### ENTRIES PROVIDED:
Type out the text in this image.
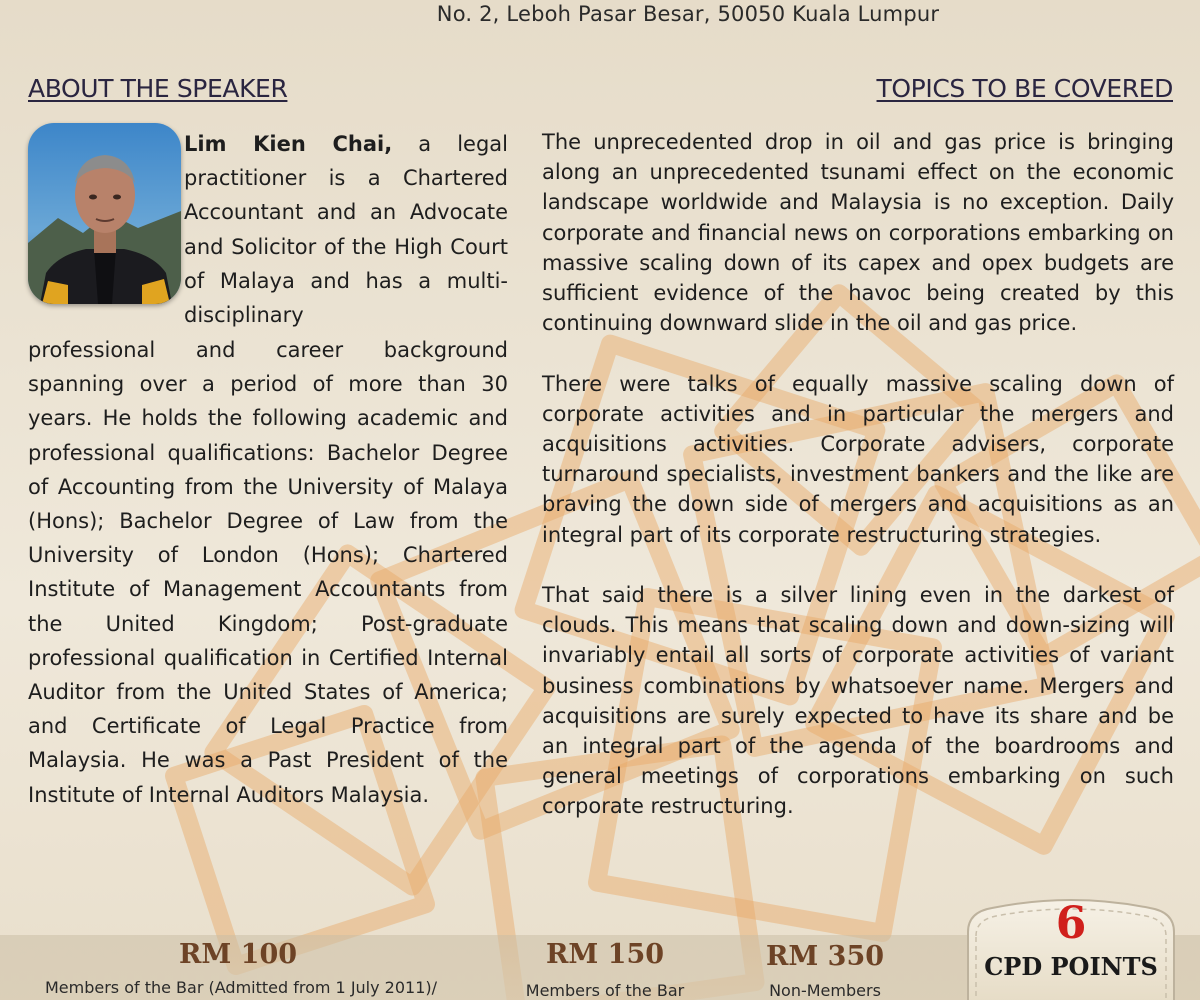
No. 2, Leboh Pasar Besar, 50050 Kuala Lumpur
ABOUT THE SPEAKER	TOPICS TO BE COVERED
Lim Kien Chai, a legal practitioner is a Chartered Accountant and an Advocate and Solicitor of the High Court of Malaya and has a multi-disciplinary
professional and career background spanning over a period of more than 30 years. He holds the following academic and professional qualifications: Bachelor Degree of Accounting from the University of Malaya (Hons); Bachelor Degree of Law from the University of London (Hons); Chartered Institute of Management Accountants from the United Kingdom; Post-graduate professional qualification in Certified Internal Auditor from the United States of America; and Certificate of Legal Practice from Malaysia. He was a Past President of the Institute of Internal Auditors Malaysia.

The unprecedented drop in oil and gas price is bringing along an unprecedented tsunami effect on the economic landscape worldwide and Malaysia is no exception. Daily corporate and financial news on corporations embarking on massive scaling down of its capex and opex budgets are sufficient evidence of the havoc being created by this continuing downward slide in the oil and gas price.

There were talks of equally massive scaling down of corporate activities and in particular the mergers and acquisitions activities. Corporate advisers, corporate turnaround specialists, investment bankers and the like are braving the down side of mergers and acquisitions as an integral part of its corporate restructuring strategies.

That said there is a silver lining even in the darkest of clouds. This means that scaling down and down-sizing will invariably entail all sorts of corporate activities of variant business combinations by whatsoever name. Mergers and acquisitions are surely expected to have its share and be an integral part of the agenda of the boardrooms and general meetings of corporations embarking on such corporate restructuring.

RM 100
Members of the Bar (Admitted from 1 July 2011)/
RM 150
Members of the Bar
RM 350
Non-Members
6
CPD POINTS
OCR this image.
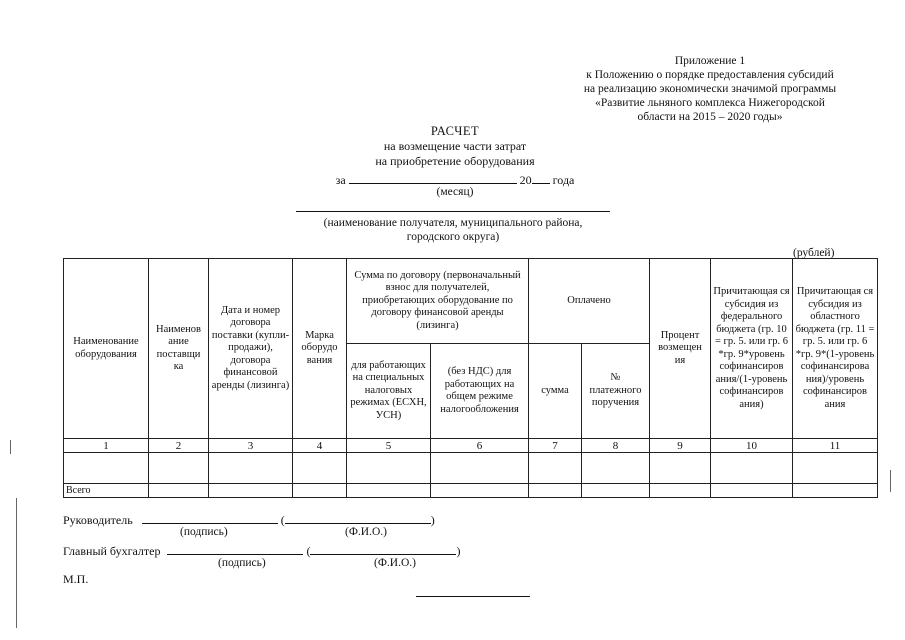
Приложение 1
к Положению о порядке предоставления субсидий
на реализацию экономически значимой программы
«Развитие льняного комплекса Нижегородской
области на 2015 – 2020 годы»
РАСЧЕТ
на возмещение части затрат
на приобретение оборудования
за	20 года
(месяц)
(наименование получателя, муниципального района,
городского округа)
(рублей)
Наименование оборудования	Наименов ание поставщи ка	Дата и номер договора поставки (купли-продажи), договора финансовой аренды (лизинга)	Марка оборудо вания	Сумма по договору (первоначальный взнос для получателей, приобретающих оборудование по договору финансовой аренды (лизинга)		Оплачено		Процент возмещен ия	Причитающая ся субсидия из федерального бюджета (гр. 10 = гр. 5. или гр. 6 *гр. 9*уровень софинансиров ания/(1-уровень софинансиров ания)	Причитающая ся субсидия из областного бюджета (гр. 11 = гр. 5. или гр. 6 *гр. 9*(1-уровень софинансирова ния)/уровень софинансиров ания
				для работающих на специальных налоговых режимах (ЕСХН, УСН)	(без НДС) для работающих на общем режиме налогообложения	сумма	№ платежного поручения			
1	2	3	4	5	6	7	8	9	10	11

Всего										
Руководитель	(	)
(подпись)	(Ф.И.О.)
Главный бухгалтер	(	)
(подпись)	(Ф.И.О.)
М.П.
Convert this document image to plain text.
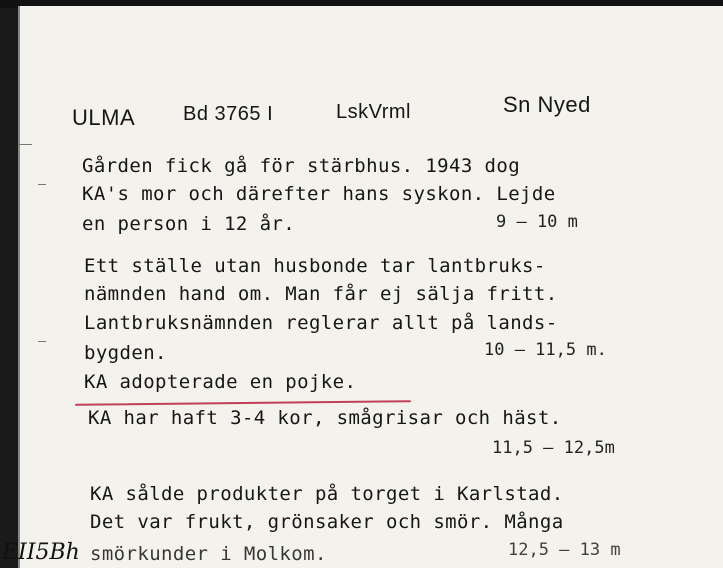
ULMA Bd 3765 I	LskVrml	Sn Nyed
Gården fick gå för stärbhus. 1943 dog
KA's mor och därefter hans syskon. Lejde
en person i 12 år.	9 – 10 m
Ett ställe utan husbonde tar lantbruks-
nämnden hand om. Man får ej sälja fritt.
Lantbruksnämnden reglerar allt på lands-
bygden.	10 – 11,5 m.
KA adopterade en pojke.
KA har haft 3-4 kor, smågrisar och häst.
11,5 – 12,5m
KA sålde produkter på torget i Karlstad.
Det var frukt, grönsaker och smör. Många
smörkunder i Molkom.	12,5 – 13 m
EII5Bh
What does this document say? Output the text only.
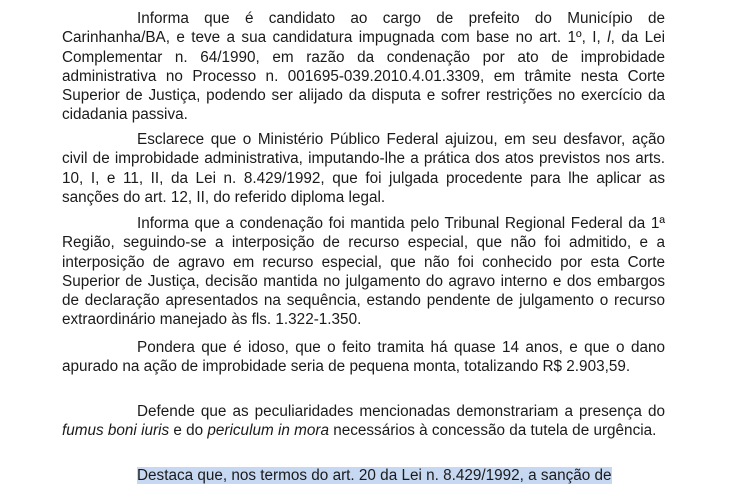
Informa que é candidato ao cargo de prefeito do Município de Carinhanha/BA, e teve a sua candidatura impugnada com base no art. 1º, I, l, da Lei Complementar n. 64/1990, em razão da condenação por ato de improbidade administrativa no Processo n. 001695-039.2010.4.01.3309, em trâmite nesta Corte Superior de Justiça, podendo ser alijado da disputa e sofrer restrições no exercício da cidadania passiva.

Esclarece que o Ministério Público Federal ajuizou, em seu desfavor, ação civil de improbidade administrativa, imputando-lhe a prática dos atos previstos nos arts. 10, I, e 11, II, da Lei n. 8.429/1992, que foi julgada procedente para lhe aplicar as sanções do art. 12, II, do referido diploma legal.

Informa que a condenação foi mantida pelo Tribunal Regional Federal da 1ª Região, seguindo-se a interposição de recurso especial, que não foi admitido, e a interposição de agravo em recurso especial, que não foi conhecido por esta Corte Superior de Justiça, decisão mantida no julgamento do agravo interno e dos embargos de declaração apresentados na sequência, estando pendente de julgamento o recurso extraordinário manejado às fls. 1.322-1.350.

Pondera que é idoso, que o feito tramita há quase 14 anos, e que o dano apurado na ação de improbidade seria de pequena monta, totalizando R$ 2.903,59.

Defende que as peculiaridades mencionadas demonstrariam a presença do fumus boni iuris e do periculum in mora necessários à concessão da tutela de urgência.

Destaca que, nos termos do art. 20 da Lei n. 8.429/1992, a sanção de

### PROBLEM TO SOLVE:
Starting at the line that contains "What does this", retype each line through the final one in the listing, with both ends kept and the pictures omitted.

### SOLUTION:
What does this document say? Output the text only.
Informa que é candidato ao cargo de prefeito do Município de Carinhanha/BA, e teve a sua candidatura impugnada com base no art. 1º, I, l, da Lei Complementar n. 64/1990, em razão da condenação por ato de improbidade administrativa no Processo n. 001695-039.2010.4.01.3309, em trâmite nesta Corte Superior de Justiça, podendo ser alijado da disputa e sofrer restrições no exercício da cidadania passiva.

Esclarece que o Ministério Público Federal ajuizou, em seu desfavor, ação civil de improbidade administrativa, imputando-lhe a prática dos atos previstos nos arts. 10, I, e 11, II, da Lei n. 8.429/1992, que foi julgada procedente para lhe aplicar as sanções do art. 12, II, do referido diploma legal.

Informa que a condenação foi mantida pelo Tribunal Regional Federal da 1ª Região, seguindo-se a interposição de recurso especial, que não foi admitido, e a interposição de agravo em recurso especial, que não foi conhecido por esta Corte Superior de Justiça, decisão mantida no julgamento do agravo interno e dos embargos de declaração apresentados na sequência, estando pendente de julgamento o recurso extraordinário manejado às fls. 1.322-1.350.

Pondera que é idoso, que o feito tramita há quase 14 anos, e que o dano apurado na ação de improbidade seria de pequena monta, totalizando R$ 2.903,59.

Defende que as peculiaridades mencionadas demonstrariam a presença do fumus boni iuris e do periculum in mora necessários à concessão da tutela de urgência.

Destaca que, nos termos do art. 20 da Lei n. 8.429/1992, a sanção de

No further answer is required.